The input:
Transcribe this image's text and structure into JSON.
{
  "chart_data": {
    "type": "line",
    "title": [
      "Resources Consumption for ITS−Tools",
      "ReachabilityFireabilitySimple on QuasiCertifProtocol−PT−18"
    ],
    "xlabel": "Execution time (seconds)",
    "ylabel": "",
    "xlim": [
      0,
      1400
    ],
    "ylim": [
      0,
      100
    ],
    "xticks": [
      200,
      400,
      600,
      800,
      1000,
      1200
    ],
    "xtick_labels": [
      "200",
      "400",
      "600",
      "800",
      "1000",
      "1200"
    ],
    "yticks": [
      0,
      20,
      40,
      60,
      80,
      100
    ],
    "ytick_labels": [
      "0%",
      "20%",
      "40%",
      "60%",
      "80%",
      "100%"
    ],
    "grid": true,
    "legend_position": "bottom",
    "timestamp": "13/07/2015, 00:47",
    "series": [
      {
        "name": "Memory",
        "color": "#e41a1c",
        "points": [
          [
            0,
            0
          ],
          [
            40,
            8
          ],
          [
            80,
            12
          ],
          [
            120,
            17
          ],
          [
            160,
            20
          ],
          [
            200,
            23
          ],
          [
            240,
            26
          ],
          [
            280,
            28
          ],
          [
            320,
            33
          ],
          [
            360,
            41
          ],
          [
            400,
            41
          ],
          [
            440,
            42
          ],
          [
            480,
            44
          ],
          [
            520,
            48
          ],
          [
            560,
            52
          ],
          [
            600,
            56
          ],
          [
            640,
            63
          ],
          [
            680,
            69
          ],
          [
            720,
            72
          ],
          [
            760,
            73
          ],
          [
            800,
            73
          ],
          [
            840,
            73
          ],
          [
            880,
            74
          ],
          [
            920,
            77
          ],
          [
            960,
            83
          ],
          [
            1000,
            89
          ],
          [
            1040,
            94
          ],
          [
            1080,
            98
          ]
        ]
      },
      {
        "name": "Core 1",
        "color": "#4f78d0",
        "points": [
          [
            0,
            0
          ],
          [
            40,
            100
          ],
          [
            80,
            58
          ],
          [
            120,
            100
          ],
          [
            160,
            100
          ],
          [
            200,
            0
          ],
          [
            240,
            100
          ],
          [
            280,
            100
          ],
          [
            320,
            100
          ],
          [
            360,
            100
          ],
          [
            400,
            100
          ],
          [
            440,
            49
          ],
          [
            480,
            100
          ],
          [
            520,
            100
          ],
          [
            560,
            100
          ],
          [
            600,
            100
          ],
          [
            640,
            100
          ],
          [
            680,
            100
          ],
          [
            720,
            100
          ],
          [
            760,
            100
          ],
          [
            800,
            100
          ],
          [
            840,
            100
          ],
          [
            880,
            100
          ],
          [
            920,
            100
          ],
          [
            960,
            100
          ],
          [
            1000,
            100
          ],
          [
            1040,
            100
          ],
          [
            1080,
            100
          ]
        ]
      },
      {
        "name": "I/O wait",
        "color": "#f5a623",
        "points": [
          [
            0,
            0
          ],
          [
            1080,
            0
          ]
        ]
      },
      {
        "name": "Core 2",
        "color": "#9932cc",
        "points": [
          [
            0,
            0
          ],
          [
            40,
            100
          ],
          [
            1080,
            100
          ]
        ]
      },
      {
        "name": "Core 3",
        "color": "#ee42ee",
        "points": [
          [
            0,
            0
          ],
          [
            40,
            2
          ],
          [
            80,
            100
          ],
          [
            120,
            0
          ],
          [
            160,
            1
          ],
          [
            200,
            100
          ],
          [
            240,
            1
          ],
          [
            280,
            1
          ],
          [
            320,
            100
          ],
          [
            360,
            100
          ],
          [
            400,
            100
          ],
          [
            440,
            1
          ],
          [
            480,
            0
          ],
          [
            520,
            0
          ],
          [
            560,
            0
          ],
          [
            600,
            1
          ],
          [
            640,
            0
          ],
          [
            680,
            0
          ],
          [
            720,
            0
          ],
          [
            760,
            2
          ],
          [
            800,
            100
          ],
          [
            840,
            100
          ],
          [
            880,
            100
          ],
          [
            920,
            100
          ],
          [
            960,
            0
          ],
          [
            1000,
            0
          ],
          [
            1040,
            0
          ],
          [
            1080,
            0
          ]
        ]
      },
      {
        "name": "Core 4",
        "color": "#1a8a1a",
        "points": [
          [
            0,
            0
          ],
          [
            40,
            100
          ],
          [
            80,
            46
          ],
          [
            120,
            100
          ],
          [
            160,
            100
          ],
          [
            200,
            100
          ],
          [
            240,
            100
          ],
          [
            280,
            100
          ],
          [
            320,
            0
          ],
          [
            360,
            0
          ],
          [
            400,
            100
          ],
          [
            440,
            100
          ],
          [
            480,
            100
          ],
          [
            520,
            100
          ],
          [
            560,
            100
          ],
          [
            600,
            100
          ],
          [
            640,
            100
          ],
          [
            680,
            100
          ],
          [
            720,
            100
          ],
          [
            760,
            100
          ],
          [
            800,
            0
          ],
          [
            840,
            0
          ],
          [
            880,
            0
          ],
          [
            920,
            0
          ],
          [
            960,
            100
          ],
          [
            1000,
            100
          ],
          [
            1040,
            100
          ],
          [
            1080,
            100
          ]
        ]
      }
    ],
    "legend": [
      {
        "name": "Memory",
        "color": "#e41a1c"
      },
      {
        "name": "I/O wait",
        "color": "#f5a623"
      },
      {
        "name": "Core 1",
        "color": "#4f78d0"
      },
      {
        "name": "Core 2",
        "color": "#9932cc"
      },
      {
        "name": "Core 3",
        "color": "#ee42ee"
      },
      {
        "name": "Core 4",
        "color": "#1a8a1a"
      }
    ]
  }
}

What is required:
Find how many lines in the records contain the string "color", then give the number alone.

Response:
12